| TASK TO COMPLETE |
Produce a word-for-word copy of the listing below without its pictures.

| EXERCISE INPUT |
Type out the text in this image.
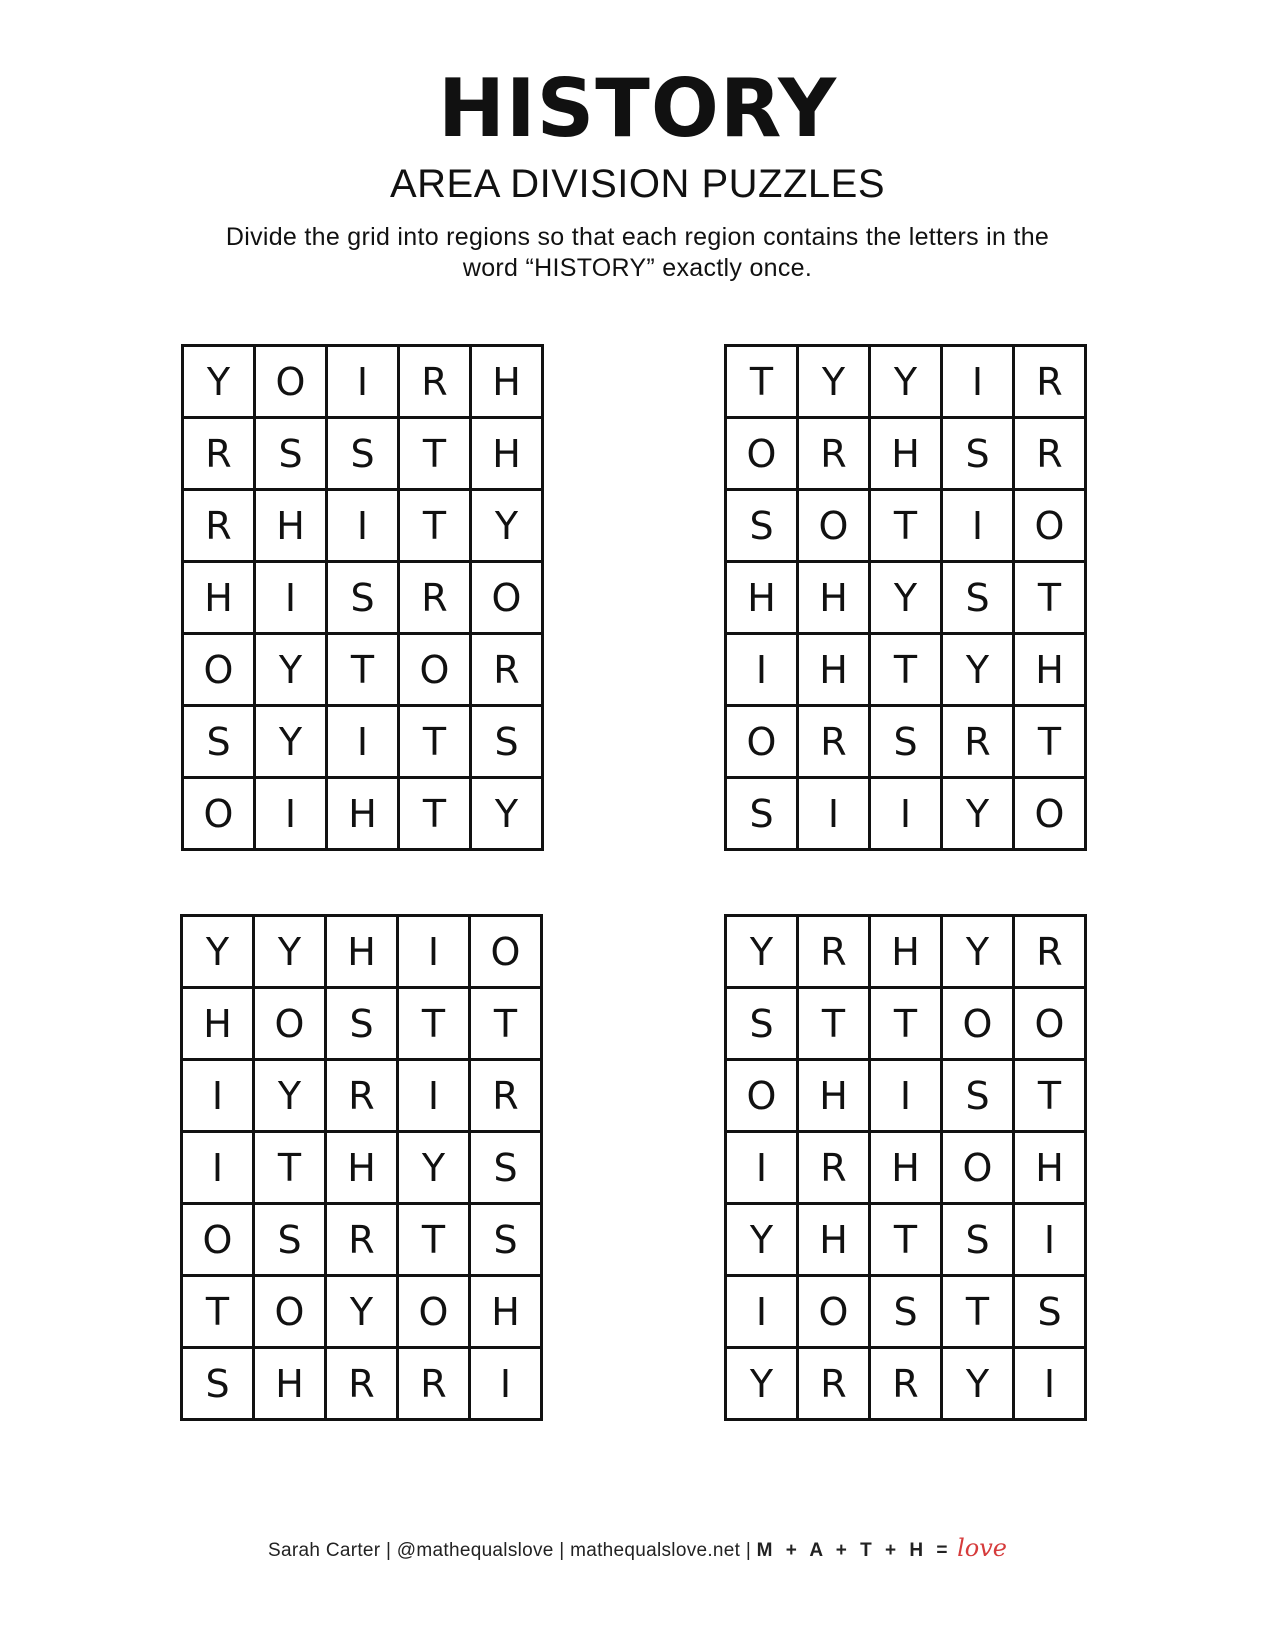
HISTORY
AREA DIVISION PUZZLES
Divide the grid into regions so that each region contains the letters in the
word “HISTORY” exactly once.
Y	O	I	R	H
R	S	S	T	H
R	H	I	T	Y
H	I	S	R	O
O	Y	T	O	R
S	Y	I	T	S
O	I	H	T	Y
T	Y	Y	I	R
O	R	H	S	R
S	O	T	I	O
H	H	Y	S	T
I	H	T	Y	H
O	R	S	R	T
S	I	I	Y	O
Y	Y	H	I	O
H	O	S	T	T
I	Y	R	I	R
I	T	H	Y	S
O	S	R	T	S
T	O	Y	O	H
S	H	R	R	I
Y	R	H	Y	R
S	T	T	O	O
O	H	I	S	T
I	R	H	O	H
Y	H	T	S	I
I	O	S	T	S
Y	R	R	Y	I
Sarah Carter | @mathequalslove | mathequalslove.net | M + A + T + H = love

| RESPONSE TO THIS EXERCISE |
Type out the text in this image.
HISTORY
AREA DIVISION PUZZLES
Divide the grid into regions so that each region contains the letters in the
word “HISTORY” exactly once.
Y	O	I	R	H
R	S	S	T	H
R	H	I	T	Y
H	I	S	R	O
O	Y	T	O	R
S	Y	I	T	S
O	I	H	T	Y
T	Y	Y	I	R
O	R	H	S	R
S	O	T	I	O
H	H	Y	S	T
I	H	T	Y	H
O	R	S	R	T
S	I	I	Y	O
Y	Y	H	I	O
H	O	S	T	T
I	Y	R	I	R
I	T	H	Y	S
O	S	R	T	S
T	O	Y	O	H
S	H	R	R	I
Y	R	H	Y	R
S	T	T	O	O
O	H	I	S	T
I	R	H	O	H
Y	H	T	S	I
I	O	S	T	S
Y	R	R	Y	I
Sarah Carter | @mathequalslove | mathequalslove.net | M + A + T + H = love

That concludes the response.